**INSTRUCTIONS FOR THE TASK**
Check each line of the listing for the string "Cell", then state how many lines have it. Only the number is wanted.

**ENTRIES PROVIDED**

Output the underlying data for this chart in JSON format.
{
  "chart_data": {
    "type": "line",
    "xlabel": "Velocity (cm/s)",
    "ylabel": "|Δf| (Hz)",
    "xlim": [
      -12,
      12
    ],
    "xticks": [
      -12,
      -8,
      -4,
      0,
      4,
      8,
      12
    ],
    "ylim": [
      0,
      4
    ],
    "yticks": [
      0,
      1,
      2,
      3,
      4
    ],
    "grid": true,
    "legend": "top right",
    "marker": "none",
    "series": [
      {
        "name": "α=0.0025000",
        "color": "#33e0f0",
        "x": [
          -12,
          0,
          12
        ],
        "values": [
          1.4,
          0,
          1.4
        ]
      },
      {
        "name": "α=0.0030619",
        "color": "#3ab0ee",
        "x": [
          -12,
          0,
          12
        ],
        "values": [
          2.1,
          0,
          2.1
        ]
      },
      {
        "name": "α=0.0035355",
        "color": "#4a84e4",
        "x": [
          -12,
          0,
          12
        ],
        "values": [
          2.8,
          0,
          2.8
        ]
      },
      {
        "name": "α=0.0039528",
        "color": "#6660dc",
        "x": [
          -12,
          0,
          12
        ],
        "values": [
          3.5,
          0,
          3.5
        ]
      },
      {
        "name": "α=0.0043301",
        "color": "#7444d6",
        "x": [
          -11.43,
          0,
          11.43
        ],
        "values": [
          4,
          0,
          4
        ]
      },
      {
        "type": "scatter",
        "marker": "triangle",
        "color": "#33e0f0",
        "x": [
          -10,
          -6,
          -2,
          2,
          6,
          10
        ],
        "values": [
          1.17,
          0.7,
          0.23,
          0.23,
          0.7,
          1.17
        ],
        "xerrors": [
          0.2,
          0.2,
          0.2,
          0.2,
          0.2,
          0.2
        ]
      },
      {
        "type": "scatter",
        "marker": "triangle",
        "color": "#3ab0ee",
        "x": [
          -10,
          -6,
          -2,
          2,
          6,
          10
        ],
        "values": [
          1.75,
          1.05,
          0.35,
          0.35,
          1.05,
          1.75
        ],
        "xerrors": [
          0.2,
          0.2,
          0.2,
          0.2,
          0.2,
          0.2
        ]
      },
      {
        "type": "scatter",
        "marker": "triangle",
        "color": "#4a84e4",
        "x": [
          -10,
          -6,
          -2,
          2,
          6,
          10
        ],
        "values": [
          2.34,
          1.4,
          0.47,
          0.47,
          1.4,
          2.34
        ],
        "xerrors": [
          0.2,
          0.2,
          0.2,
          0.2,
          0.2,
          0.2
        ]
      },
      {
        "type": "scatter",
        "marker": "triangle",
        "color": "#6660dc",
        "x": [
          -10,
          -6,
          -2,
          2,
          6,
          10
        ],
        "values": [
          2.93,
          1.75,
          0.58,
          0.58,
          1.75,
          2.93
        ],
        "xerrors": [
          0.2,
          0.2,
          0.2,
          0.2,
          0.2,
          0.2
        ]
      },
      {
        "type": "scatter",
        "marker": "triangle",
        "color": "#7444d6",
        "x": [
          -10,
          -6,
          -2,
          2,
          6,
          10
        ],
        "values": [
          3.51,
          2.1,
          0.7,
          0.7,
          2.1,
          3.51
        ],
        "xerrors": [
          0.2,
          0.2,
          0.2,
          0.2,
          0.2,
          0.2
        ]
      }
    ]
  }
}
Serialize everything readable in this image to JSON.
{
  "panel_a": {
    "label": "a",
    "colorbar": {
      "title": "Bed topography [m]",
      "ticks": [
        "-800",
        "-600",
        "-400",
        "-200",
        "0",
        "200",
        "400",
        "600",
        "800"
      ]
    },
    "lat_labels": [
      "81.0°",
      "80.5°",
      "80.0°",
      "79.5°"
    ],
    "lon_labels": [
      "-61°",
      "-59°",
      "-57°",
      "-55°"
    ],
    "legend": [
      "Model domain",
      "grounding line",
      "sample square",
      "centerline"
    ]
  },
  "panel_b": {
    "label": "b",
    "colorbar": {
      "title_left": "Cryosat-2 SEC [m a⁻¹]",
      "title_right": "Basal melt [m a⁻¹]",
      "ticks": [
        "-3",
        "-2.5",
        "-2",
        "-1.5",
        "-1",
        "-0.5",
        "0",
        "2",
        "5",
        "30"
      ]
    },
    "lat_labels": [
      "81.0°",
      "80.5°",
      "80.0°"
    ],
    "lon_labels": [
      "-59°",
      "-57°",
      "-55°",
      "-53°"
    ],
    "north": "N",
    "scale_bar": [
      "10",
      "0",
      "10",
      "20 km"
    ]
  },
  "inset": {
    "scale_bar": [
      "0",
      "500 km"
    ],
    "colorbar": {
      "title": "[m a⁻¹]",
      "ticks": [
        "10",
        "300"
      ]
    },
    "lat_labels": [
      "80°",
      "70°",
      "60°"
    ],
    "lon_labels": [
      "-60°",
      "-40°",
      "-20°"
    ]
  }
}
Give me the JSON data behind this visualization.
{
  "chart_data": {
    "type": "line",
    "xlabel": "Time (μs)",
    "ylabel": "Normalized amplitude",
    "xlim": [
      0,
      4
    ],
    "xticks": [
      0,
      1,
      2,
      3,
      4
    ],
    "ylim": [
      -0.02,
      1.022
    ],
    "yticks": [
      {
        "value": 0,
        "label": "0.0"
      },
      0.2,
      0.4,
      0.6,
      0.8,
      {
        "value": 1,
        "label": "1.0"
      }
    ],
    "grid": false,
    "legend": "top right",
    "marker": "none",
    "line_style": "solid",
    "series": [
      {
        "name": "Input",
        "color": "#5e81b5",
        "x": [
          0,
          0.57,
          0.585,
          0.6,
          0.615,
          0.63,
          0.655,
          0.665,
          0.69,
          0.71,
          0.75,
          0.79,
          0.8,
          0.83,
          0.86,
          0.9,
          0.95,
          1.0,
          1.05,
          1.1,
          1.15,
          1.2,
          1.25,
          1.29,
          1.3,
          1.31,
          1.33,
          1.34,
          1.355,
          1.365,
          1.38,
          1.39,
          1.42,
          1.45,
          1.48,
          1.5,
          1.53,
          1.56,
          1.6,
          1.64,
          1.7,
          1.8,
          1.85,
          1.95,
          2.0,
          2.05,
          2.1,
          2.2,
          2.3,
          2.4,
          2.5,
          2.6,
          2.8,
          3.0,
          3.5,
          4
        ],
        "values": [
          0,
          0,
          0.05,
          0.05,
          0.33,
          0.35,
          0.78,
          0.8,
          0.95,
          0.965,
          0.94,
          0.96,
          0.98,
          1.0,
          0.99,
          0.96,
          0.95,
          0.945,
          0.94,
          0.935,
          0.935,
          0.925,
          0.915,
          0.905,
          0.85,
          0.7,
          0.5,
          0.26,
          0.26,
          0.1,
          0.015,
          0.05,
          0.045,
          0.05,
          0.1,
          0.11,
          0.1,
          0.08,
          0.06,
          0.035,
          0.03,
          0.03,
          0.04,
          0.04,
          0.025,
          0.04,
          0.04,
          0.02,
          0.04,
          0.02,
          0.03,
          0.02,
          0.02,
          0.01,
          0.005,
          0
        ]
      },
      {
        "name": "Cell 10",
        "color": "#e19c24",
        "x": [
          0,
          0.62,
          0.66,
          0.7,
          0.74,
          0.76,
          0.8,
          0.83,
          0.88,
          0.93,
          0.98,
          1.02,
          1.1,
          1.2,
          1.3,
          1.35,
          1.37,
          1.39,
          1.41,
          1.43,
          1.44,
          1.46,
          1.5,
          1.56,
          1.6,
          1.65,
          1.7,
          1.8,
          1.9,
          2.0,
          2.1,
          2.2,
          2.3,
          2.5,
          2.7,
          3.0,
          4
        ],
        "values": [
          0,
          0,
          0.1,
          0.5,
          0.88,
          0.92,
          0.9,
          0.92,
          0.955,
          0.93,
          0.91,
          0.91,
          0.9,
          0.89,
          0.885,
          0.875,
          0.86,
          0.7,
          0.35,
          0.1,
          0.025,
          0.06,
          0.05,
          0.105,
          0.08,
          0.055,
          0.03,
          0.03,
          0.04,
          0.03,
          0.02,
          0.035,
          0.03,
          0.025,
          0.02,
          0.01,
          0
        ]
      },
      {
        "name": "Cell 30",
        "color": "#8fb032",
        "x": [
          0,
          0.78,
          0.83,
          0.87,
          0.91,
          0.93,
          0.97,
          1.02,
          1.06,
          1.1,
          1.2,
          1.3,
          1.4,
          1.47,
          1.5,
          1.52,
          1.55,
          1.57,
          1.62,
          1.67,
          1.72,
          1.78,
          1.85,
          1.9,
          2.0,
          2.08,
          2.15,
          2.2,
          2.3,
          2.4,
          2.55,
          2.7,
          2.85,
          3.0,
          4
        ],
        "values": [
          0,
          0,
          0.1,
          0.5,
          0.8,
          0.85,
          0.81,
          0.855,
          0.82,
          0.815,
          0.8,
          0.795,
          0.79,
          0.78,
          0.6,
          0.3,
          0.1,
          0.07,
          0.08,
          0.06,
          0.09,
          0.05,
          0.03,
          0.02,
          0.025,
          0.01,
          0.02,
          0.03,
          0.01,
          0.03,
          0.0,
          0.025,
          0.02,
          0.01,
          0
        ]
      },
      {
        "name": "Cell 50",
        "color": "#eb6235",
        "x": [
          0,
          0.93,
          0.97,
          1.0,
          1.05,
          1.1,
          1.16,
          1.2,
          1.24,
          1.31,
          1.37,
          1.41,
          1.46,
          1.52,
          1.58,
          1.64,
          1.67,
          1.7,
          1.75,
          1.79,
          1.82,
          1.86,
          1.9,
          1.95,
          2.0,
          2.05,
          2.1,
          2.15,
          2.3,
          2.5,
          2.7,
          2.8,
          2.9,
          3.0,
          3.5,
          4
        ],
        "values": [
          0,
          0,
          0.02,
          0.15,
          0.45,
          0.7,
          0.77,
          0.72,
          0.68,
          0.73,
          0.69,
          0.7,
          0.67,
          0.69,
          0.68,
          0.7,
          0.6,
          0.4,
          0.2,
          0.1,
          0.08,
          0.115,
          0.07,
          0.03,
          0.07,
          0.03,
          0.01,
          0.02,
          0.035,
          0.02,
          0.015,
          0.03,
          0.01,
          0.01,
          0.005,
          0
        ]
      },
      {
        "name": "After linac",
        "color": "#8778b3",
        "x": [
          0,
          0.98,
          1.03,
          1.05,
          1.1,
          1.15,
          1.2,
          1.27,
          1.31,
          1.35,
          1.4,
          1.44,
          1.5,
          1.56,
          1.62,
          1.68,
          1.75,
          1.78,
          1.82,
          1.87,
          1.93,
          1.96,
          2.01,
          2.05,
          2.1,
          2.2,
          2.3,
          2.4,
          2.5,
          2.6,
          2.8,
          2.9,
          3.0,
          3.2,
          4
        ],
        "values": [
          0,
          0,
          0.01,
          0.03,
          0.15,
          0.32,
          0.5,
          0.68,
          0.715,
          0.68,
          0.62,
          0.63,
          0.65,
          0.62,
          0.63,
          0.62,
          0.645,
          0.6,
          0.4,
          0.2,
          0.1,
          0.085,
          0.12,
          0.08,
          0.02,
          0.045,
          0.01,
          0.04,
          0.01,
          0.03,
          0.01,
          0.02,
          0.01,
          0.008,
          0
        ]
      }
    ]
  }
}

**WRITTEN SOLUTION**
3